-- START OF Material provided --
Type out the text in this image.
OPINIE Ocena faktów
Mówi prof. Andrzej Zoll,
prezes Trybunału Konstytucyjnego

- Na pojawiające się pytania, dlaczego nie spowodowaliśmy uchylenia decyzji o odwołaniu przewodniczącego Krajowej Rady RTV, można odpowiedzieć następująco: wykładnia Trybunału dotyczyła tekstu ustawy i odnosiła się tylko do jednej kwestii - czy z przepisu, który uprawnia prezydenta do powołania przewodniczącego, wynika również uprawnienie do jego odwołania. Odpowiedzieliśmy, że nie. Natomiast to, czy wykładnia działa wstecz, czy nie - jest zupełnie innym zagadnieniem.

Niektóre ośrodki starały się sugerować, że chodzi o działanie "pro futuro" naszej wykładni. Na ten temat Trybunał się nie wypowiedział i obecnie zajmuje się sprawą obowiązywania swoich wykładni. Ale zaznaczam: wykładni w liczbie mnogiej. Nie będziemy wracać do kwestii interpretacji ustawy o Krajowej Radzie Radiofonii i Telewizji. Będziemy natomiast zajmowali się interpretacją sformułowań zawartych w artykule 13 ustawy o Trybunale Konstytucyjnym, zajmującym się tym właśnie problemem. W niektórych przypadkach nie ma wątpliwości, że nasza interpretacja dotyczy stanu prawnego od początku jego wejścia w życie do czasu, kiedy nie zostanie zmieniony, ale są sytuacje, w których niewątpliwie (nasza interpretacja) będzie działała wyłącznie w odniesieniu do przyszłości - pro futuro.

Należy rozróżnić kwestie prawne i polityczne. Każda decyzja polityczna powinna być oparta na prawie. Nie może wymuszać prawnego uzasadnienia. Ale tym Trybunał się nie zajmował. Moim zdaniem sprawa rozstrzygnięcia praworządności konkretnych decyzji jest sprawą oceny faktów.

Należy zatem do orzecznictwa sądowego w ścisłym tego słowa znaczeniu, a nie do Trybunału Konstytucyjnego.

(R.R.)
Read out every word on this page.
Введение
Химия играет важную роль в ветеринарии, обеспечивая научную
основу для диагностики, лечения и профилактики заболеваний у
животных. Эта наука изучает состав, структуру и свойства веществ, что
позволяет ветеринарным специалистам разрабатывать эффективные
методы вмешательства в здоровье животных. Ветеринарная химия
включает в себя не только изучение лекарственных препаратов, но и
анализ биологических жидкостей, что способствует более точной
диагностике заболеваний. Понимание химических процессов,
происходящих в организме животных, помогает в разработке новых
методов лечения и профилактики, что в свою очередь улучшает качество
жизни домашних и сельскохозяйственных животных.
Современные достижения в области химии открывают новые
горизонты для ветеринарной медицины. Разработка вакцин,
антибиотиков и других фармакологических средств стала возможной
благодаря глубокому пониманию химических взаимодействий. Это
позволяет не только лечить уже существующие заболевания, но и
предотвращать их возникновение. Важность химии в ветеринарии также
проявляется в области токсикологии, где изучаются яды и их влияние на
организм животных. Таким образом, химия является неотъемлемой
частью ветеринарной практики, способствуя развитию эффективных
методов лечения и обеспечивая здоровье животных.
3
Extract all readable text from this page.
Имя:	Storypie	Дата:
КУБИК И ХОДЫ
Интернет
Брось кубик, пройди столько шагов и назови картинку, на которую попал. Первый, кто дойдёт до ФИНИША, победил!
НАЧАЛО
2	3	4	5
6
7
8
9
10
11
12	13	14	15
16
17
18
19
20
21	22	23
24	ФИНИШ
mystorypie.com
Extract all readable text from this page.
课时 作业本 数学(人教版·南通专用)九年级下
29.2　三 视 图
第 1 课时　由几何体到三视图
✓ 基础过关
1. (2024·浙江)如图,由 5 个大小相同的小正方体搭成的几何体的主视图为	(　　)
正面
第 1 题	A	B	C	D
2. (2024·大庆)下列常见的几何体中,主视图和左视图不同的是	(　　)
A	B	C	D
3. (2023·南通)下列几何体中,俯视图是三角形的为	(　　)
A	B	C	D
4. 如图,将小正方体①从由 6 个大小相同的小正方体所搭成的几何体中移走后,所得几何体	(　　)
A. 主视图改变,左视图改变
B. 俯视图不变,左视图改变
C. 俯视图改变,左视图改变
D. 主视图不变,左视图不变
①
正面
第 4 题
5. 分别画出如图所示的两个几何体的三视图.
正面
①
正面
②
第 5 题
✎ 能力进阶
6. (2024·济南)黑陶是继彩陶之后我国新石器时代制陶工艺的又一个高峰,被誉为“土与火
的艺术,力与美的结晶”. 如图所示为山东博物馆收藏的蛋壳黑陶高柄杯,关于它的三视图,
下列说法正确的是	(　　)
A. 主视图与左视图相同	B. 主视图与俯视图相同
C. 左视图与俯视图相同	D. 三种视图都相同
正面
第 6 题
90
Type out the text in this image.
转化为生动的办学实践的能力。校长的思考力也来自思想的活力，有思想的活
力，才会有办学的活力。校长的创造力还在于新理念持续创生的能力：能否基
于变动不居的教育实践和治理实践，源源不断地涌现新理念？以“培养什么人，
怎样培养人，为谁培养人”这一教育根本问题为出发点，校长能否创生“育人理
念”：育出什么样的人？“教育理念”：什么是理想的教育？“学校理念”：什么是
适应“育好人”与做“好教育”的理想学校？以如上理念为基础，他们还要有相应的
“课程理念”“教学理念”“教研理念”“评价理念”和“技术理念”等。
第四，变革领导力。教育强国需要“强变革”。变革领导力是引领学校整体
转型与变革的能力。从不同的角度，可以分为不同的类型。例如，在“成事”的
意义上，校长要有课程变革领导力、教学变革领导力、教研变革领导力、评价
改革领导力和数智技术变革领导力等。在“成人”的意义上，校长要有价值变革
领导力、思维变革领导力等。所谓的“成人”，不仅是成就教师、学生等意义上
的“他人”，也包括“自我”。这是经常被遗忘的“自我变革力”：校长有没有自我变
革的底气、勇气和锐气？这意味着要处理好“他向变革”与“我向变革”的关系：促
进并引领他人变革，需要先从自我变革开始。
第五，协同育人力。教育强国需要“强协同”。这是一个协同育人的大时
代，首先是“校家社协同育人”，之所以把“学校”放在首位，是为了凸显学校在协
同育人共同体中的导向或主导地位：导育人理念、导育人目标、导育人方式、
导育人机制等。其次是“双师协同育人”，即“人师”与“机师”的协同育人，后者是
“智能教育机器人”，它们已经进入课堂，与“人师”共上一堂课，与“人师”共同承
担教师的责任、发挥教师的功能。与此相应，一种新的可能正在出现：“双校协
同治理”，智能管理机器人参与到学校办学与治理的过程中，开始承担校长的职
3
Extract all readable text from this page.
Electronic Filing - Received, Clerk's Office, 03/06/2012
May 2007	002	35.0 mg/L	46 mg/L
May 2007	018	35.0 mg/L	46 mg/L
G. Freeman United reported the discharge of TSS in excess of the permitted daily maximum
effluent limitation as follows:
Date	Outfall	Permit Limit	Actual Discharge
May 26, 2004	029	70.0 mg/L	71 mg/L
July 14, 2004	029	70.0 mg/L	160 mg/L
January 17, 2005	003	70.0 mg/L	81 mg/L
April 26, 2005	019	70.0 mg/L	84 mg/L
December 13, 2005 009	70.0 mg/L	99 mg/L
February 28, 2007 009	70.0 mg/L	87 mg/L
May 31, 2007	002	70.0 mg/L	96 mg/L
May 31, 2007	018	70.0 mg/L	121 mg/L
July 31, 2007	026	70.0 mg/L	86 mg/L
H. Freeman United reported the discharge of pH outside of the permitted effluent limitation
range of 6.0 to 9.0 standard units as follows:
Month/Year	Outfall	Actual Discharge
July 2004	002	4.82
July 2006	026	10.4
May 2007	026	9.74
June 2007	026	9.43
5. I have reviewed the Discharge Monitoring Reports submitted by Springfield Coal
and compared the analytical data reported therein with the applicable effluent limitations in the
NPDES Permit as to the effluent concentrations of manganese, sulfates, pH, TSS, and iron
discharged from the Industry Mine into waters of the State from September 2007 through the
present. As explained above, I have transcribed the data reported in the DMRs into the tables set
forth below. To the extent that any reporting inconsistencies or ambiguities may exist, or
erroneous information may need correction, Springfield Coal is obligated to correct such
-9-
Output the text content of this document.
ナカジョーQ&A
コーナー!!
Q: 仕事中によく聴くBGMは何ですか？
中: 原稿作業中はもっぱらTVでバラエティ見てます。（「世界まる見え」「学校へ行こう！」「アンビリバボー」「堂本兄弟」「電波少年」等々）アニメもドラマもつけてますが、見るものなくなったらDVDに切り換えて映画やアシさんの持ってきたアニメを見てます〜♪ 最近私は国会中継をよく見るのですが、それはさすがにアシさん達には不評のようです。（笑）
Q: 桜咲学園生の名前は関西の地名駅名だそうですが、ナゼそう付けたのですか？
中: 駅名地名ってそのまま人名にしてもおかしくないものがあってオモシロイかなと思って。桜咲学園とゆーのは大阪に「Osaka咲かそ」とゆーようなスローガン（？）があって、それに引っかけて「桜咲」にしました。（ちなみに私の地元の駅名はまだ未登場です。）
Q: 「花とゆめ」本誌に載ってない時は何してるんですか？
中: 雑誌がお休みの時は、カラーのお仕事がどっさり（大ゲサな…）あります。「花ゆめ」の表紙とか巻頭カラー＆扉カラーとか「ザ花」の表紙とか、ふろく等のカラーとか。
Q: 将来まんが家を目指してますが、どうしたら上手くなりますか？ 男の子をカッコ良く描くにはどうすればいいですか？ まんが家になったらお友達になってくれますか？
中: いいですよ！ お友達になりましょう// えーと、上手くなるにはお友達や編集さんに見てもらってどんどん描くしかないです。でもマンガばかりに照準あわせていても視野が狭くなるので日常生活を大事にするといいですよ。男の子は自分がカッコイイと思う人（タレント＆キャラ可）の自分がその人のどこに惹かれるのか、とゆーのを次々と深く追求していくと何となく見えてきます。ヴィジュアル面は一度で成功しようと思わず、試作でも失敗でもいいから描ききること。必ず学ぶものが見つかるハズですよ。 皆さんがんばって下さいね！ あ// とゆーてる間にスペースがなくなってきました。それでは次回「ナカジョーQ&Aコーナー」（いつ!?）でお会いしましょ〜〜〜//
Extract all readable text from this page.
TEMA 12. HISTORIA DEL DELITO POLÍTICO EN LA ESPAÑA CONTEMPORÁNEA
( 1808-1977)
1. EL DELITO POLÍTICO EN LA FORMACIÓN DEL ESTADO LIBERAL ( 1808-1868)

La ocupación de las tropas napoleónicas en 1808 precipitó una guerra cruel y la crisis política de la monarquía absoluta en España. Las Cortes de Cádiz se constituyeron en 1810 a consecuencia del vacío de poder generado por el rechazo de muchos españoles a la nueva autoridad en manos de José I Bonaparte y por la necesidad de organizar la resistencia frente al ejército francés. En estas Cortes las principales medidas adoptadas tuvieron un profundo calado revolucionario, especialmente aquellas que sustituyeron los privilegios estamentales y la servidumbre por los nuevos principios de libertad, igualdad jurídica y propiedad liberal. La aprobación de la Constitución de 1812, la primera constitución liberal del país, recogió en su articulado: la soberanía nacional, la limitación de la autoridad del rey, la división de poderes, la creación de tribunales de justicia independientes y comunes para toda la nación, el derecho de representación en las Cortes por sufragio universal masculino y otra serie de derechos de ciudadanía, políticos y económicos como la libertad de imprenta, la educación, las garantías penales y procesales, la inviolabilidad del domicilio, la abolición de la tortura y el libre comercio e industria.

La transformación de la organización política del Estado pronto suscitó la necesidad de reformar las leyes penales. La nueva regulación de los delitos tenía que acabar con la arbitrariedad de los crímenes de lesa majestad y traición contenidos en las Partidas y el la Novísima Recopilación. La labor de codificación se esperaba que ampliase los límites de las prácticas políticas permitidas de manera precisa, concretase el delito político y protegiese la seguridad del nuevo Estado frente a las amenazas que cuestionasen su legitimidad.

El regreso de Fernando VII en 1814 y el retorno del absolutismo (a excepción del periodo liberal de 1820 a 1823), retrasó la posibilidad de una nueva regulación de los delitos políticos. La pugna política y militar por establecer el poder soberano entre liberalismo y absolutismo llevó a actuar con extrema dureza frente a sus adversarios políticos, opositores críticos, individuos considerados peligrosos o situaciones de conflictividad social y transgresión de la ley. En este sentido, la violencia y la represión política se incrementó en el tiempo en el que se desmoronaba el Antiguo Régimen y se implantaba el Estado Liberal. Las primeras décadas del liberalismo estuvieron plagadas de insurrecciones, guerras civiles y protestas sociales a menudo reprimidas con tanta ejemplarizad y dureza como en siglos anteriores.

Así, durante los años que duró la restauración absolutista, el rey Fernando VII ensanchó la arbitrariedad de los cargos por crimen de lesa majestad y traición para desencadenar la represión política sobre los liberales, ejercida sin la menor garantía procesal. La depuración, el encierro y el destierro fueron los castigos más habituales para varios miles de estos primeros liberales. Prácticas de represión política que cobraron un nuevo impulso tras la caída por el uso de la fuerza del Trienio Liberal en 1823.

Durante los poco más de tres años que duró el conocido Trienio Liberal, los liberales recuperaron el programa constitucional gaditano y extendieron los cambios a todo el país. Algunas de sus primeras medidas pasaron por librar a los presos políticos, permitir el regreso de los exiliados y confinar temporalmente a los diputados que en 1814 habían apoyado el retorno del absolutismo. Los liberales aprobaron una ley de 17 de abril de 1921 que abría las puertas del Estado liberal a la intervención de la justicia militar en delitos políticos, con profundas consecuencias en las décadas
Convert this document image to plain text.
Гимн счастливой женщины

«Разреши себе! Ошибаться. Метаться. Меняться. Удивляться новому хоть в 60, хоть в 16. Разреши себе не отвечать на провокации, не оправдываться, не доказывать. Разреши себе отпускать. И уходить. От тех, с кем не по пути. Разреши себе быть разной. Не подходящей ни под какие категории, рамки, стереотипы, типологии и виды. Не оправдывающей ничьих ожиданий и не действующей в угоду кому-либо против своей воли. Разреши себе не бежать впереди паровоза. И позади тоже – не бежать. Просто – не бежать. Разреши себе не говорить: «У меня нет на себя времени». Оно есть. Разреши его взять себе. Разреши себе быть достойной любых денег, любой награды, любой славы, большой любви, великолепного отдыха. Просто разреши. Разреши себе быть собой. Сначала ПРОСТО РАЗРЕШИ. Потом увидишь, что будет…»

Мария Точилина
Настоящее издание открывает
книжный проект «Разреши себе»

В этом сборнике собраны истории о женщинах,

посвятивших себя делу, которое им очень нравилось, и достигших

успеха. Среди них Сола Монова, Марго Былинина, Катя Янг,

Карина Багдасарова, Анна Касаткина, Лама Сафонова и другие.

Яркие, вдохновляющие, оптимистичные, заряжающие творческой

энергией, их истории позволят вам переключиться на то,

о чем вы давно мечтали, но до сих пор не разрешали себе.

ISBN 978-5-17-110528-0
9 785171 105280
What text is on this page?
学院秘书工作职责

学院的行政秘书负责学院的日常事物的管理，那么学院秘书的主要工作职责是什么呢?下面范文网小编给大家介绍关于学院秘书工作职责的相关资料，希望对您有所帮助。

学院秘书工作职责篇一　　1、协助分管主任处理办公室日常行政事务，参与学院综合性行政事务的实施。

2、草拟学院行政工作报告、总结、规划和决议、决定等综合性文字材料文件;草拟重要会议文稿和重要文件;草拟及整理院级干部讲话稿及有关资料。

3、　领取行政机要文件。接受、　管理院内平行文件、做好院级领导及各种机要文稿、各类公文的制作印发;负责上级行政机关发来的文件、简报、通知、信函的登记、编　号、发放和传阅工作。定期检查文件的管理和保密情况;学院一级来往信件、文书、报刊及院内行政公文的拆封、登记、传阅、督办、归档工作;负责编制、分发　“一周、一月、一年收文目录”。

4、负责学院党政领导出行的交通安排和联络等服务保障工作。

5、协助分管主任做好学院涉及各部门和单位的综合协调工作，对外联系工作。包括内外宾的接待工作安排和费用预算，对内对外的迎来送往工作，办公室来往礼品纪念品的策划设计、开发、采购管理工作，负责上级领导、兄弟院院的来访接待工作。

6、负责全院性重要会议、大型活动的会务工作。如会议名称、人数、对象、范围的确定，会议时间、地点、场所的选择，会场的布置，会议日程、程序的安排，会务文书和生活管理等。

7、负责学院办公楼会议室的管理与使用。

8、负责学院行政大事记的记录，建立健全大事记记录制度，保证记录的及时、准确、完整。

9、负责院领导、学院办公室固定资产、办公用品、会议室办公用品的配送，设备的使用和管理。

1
-- END OF Material provided --
=== The task ===
In the listing above, locate each line with "into" and copy it.

=== Result of the task ===
discharged from the Industry Mine into waters of the State from September 2007 through the
present. As explained above, I have transcribed the data reported in the DMRs into the tables set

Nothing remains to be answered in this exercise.